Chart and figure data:
================

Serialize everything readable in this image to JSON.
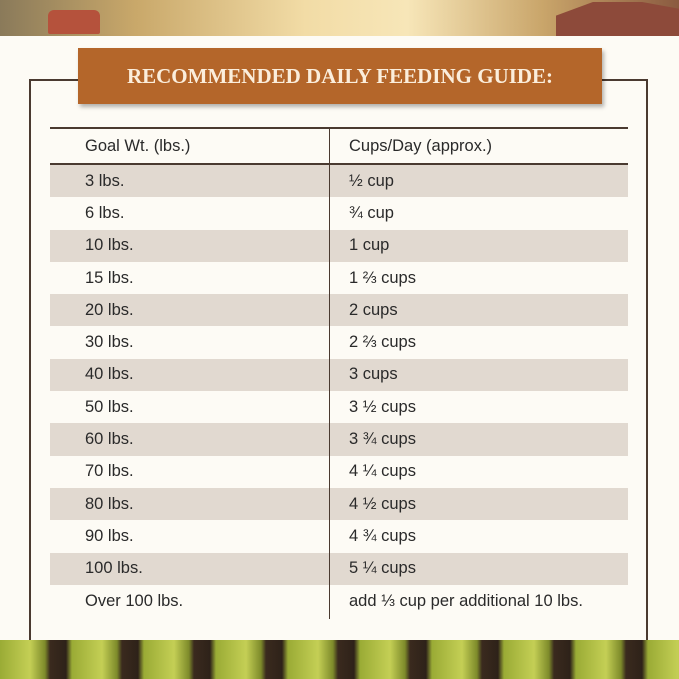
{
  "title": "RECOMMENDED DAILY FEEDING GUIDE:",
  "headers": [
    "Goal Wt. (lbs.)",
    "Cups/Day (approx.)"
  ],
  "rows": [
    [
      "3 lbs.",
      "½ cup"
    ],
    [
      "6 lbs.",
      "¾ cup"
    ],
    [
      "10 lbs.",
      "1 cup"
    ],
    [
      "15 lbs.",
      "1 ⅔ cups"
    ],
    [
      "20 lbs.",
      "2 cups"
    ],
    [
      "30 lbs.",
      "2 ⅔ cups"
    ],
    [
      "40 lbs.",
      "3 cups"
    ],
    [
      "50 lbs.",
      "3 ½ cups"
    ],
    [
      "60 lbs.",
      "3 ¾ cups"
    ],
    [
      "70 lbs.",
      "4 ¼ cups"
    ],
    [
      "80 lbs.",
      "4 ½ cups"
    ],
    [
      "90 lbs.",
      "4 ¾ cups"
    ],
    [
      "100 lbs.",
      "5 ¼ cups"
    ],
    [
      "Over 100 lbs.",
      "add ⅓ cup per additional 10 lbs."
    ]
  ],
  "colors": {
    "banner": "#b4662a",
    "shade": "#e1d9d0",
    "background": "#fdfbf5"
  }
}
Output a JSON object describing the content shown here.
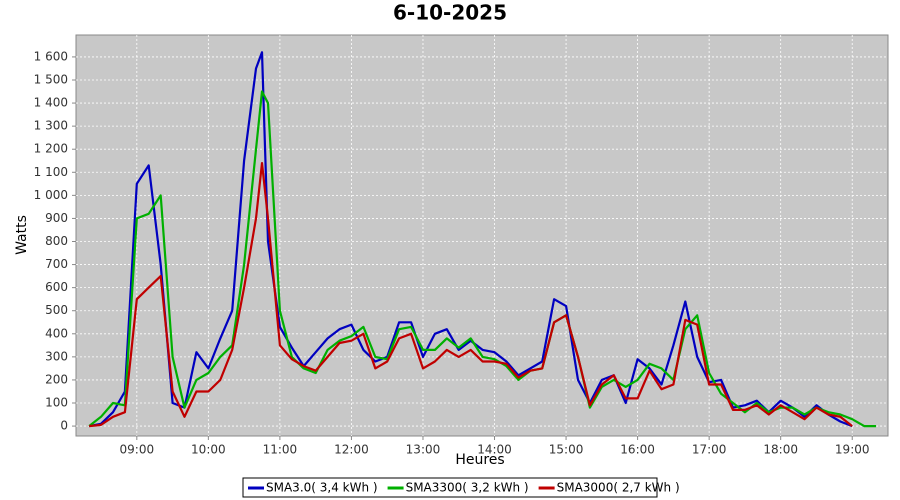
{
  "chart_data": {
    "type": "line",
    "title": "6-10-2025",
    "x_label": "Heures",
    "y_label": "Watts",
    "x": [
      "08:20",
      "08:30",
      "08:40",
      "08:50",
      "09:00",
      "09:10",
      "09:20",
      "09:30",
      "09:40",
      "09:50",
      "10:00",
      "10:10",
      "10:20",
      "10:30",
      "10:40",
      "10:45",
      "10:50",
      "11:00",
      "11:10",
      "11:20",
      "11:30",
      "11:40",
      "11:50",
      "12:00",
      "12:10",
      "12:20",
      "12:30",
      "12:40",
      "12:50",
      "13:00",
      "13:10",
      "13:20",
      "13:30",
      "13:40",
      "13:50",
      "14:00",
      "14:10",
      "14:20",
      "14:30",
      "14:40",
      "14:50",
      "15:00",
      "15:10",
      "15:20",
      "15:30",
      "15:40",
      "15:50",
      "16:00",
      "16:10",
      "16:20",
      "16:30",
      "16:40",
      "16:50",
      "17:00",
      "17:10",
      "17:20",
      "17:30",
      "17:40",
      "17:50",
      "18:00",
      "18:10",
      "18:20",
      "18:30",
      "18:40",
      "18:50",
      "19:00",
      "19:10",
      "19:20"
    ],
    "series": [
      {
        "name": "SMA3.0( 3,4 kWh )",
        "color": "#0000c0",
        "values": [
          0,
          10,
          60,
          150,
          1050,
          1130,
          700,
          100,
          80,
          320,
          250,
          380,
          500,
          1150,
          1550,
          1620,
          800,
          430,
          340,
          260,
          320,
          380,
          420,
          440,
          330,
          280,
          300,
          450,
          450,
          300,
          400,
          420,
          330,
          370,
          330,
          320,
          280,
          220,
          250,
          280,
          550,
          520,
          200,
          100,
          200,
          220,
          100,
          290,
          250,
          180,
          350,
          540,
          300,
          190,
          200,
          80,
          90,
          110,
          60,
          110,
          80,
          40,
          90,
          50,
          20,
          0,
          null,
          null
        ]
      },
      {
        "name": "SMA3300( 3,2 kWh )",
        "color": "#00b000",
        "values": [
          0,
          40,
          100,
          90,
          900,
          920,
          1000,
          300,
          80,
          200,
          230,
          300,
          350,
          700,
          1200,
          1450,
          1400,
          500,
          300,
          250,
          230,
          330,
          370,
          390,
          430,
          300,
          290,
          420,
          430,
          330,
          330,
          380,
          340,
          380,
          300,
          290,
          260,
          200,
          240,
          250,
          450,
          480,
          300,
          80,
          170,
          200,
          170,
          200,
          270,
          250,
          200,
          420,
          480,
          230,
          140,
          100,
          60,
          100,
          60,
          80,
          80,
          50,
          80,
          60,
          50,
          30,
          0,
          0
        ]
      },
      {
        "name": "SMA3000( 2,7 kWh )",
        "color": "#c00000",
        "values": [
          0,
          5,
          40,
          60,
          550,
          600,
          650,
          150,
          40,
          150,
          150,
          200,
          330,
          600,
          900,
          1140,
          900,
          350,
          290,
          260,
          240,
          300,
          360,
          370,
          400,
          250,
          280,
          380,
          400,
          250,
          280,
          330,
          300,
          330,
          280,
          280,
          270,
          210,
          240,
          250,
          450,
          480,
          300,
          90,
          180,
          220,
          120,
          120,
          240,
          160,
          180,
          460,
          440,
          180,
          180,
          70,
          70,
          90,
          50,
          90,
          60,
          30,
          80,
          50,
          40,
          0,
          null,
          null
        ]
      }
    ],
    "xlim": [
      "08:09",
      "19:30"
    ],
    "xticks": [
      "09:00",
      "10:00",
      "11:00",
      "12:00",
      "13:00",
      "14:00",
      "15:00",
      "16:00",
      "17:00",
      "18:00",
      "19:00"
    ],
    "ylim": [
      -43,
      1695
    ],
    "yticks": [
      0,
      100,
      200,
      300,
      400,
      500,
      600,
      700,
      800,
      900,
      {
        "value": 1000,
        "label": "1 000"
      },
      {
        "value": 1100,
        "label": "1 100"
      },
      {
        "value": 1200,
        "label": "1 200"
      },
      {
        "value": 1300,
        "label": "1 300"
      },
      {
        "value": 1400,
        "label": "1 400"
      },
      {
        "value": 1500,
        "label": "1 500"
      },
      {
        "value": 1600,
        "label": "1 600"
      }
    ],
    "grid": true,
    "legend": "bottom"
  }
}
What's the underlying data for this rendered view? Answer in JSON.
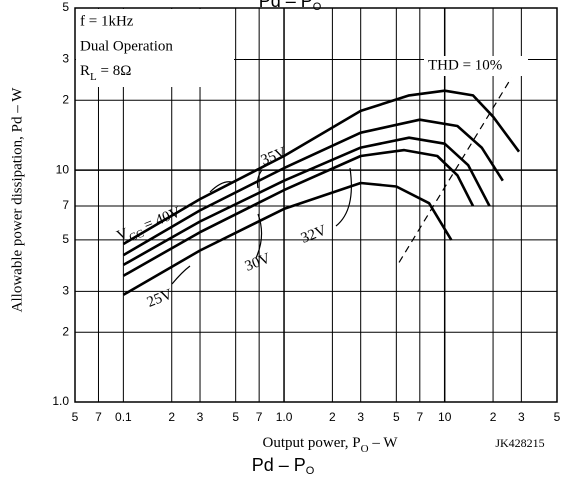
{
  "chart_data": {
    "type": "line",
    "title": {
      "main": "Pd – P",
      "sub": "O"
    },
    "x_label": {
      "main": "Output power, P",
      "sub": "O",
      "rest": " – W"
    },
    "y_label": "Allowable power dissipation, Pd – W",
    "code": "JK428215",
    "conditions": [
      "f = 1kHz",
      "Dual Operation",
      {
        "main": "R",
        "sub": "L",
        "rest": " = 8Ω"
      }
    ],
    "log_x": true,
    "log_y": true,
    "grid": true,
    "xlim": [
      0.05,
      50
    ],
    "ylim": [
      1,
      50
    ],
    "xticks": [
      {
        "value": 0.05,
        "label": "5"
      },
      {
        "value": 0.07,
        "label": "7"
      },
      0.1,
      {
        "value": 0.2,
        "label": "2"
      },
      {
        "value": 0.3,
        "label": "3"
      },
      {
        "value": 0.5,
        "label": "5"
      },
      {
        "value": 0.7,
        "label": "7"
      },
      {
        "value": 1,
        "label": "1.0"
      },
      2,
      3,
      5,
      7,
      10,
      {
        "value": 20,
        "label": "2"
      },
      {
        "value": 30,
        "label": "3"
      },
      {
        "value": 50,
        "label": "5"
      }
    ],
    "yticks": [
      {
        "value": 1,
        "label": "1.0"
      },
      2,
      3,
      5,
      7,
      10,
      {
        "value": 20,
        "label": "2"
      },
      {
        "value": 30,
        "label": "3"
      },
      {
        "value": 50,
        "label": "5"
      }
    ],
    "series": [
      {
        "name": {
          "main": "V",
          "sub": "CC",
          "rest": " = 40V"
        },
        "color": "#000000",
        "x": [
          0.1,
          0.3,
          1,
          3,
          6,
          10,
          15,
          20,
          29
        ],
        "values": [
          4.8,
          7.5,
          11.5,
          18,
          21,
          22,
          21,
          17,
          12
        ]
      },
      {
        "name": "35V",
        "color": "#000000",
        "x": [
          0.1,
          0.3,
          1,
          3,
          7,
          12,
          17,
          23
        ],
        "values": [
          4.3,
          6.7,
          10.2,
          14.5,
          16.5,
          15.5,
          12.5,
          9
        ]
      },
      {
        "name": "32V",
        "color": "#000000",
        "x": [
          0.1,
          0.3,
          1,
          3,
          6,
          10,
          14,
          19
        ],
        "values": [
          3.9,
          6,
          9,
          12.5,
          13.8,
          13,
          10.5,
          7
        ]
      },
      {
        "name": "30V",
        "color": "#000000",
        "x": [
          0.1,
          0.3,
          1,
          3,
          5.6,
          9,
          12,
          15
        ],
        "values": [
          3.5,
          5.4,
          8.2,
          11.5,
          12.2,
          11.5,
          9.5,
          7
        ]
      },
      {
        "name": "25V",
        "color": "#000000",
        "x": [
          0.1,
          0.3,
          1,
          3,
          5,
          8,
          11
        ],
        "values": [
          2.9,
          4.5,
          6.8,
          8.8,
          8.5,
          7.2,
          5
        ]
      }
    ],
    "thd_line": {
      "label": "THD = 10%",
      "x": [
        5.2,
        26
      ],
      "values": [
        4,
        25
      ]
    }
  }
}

================

**AIM OF THE EXERCISE:** Copy out every line of the data that includes the word "JSON".

**TASK SOLUTION:**
Serialize everything readable in this image to JSON.
Output a JSON object describing the content shown here.
What's the underlying data for this rendered view? Answer in JSON.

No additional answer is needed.